• [What is asked]: Read the lines below. Copy out any that hold the string "name".

* * *

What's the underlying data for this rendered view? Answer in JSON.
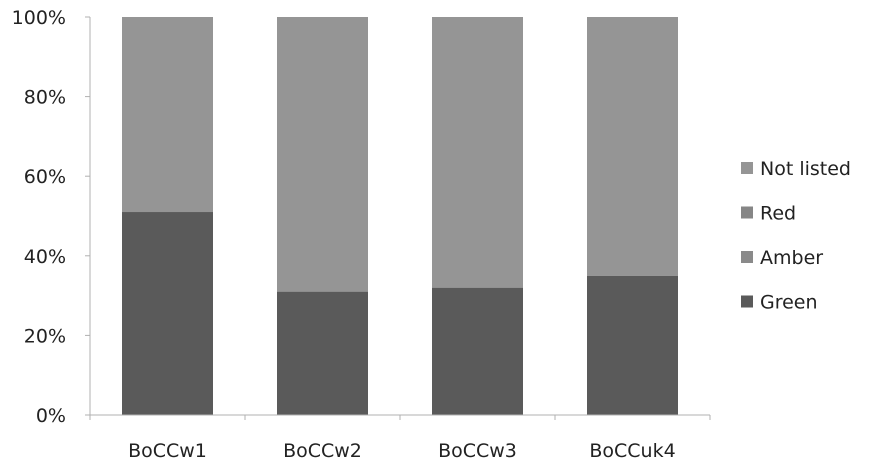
{
  "chart_data": {
    "type": "bar",
    "stacked": true,
    "percent": true,
    "categories": [
      "BoCCw1",
      "BoCCw2",
      "BoCCw3",
      "BoCCuk4"
    ],
    "series": [
      {
        "name": "Green",
        "values": [
          51,
          31,
          32,
          35
        ],
        "color": "#5a5a5a"
      },
      {
        "name": "Amber",
        "values": [
          0,
          0,
          0,
          0
        ],
        "color": "#8a8a8a"
      },
      {
        "name": "Red",
        "values": [
          0,
          0,
          0,
          0
        ],
        "color": "#868686"
      },
      {
        "name": "Not listed",
        "values": [
          49,
          69,
          68,
          65
        ],
        "color": "#959595"
      }
    ],
    "legend_order": [
      "Not listed",
      "Red",
      "Amber",
      "Green"
    ],
    "legend_position": "right",
    "ylim": [
      0,
      100
    ],
    "yticks": [
      "0%",
      "20%",
      "40%",
      "60%",
      "80%",
      "100%"
    ],
    "grid": false,
    "title": "",
    "xlabel": "",
    "ylabel": ""
  }
}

* * *

• [Exercise answer]:
        "name": "Green",
        "name": "Amber",
        "name": "Red",
        "name": "Not listed",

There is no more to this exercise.